##### MATERIAL SHOWN

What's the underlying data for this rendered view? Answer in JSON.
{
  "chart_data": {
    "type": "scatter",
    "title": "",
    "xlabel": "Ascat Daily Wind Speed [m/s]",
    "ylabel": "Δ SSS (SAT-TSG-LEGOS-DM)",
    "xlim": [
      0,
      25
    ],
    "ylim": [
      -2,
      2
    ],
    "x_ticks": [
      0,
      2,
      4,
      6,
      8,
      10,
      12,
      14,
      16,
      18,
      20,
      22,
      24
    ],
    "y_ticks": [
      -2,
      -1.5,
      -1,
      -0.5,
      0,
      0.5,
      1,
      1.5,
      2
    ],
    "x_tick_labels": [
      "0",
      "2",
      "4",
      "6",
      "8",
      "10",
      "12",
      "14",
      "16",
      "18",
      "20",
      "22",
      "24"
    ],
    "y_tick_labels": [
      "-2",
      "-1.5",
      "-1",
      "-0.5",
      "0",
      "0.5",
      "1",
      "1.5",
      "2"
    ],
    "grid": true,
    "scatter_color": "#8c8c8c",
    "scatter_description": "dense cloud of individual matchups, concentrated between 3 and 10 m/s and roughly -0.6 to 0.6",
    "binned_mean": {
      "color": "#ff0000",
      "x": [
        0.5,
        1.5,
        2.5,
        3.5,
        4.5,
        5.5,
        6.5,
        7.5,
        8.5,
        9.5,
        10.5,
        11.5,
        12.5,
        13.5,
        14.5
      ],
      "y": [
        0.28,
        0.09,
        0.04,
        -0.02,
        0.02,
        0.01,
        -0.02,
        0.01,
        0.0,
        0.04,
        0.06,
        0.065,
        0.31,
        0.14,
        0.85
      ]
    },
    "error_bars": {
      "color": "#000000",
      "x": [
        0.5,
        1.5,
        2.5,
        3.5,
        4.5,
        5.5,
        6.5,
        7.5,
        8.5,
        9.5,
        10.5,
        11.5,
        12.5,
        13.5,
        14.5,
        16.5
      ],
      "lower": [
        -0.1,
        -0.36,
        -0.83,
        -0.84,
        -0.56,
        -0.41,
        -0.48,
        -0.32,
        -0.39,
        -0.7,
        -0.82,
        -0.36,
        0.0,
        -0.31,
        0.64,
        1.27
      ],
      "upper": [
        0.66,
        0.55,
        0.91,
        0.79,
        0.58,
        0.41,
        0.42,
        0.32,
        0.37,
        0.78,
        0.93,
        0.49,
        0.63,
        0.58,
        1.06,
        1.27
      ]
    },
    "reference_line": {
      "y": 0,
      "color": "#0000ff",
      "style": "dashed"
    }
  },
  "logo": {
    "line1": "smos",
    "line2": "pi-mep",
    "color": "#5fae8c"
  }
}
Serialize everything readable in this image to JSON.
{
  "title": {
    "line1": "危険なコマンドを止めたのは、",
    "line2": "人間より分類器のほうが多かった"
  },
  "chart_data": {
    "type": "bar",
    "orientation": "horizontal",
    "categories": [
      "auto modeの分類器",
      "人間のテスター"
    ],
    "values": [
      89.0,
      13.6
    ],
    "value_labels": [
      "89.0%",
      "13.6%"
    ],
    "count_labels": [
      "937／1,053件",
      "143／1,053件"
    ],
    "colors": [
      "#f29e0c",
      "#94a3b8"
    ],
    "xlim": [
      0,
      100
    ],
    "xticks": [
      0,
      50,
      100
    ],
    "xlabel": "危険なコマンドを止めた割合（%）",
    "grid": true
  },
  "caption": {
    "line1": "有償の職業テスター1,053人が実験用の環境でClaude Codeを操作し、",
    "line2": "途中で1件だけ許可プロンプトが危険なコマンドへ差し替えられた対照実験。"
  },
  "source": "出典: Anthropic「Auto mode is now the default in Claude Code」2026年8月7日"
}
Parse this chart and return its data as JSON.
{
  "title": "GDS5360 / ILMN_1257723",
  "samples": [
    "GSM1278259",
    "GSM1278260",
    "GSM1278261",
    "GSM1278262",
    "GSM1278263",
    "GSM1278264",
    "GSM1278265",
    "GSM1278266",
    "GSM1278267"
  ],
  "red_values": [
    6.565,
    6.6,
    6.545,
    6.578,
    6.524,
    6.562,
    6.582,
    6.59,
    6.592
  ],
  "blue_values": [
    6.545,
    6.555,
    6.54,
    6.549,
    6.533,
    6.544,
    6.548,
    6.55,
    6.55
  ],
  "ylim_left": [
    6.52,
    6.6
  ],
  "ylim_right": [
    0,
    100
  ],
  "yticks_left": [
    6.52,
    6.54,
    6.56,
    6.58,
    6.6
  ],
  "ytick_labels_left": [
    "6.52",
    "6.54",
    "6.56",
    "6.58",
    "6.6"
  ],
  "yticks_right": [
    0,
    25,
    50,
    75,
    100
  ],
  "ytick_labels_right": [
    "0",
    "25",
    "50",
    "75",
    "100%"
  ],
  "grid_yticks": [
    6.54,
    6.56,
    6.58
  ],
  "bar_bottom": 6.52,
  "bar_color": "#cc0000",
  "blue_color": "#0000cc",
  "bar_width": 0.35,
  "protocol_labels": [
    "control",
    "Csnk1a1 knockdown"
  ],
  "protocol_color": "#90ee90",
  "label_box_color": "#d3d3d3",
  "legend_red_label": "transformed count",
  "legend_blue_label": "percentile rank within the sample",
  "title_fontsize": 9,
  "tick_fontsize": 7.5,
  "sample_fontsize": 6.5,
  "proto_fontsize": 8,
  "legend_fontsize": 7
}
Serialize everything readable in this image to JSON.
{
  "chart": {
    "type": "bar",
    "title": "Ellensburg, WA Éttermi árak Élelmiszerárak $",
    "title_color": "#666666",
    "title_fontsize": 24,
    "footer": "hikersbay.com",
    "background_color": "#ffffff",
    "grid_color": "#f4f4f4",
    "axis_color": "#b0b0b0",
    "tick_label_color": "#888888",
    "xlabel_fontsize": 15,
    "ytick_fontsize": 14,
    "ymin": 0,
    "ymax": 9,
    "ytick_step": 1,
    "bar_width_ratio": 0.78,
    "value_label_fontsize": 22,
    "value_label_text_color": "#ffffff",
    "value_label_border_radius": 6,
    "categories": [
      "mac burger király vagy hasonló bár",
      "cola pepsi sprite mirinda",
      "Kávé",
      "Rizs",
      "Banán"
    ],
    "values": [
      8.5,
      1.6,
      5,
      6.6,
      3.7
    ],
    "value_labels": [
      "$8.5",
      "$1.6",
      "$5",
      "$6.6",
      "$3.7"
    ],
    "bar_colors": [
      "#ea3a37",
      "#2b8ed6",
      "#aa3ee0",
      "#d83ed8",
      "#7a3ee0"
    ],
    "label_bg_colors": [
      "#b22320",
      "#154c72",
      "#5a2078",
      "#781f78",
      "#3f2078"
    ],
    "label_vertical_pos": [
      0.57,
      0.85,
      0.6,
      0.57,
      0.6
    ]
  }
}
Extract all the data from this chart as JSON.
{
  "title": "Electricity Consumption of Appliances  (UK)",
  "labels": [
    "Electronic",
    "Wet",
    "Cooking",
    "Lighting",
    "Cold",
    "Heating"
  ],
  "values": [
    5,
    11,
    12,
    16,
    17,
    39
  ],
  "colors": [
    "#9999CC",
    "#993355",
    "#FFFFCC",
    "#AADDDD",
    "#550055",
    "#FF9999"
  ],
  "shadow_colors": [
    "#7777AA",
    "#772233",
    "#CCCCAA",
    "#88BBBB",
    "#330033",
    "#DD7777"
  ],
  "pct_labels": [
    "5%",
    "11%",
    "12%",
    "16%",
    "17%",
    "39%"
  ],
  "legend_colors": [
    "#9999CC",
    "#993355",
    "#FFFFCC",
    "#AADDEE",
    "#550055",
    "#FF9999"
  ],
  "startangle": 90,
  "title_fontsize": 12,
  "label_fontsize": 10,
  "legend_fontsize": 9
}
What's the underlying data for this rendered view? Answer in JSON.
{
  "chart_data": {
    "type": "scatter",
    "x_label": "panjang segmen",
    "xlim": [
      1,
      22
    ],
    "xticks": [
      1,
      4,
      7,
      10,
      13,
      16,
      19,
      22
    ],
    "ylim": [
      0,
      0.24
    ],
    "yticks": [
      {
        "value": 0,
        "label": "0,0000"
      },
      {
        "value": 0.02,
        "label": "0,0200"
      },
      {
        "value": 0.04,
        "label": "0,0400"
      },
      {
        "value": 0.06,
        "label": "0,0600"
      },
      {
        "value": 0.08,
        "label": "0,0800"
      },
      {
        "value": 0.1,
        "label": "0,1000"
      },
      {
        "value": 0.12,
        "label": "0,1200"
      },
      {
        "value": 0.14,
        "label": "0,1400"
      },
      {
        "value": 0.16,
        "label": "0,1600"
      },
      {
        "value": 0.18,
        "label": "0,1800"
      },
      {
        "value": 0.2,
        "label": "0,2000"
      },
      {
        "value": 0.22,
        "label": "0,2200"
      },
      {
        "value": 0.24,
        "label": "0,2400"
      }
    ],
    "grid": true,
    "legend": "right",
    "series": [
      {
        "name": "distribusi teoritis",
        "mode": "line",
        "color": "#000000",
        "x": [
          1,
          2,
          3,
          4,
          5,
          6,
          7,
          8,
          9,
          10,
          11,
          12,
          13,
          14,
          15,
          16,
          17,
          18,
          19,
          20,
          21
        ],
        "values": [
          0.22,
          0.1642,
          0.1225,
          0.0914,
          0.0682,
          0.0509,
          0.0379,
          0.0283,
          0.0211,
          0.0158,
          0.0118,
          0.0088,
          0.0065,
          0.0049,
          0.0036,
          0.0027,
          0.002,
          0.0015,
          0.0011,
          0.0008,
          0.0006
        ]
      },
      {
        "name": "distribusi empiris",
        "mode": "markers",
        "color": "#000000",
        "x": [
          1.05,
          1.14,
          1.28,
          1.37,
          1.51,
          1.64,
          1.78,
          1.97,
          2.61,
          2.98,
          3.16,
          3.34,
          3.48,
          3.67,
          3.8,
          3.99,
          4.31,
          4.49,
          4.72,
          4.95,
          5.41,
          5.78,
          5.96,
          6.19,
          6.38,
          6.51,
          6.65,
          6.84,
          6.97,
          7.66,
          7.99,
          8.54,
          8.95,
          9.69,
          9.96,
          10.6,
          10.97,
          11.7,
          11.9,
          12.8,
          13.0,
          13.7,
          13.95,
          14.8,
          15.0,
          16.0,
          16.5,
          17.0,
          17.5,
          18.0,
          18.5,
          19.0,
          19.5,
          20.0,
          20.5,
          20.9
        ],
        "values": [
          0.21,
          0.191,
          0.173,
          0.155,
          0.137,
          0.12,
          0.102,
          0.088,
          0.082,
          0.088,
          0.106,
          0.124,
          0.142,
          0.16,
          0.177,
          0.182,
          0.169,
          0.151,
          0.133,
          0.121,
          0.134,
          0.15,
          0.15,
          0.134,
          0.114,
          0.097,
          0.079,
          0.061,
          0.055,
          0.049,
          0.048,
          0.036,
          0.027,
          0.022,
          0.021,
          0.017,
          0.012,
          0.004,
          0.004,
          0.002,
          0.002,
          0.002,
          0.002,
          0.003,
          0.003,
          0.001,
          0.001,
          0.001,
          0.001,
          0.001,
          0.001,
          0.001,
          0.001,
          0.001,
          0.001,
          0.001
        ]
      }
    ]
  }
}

##########

◆ TASK GOAL ◆
Locate the word "distribusi" in the records and collect each line it appears in.

◆ ANSWER FOR THIS EXERCISE ◆
        "name": "distribusi teoritis",
        "name": "distribusi empiris",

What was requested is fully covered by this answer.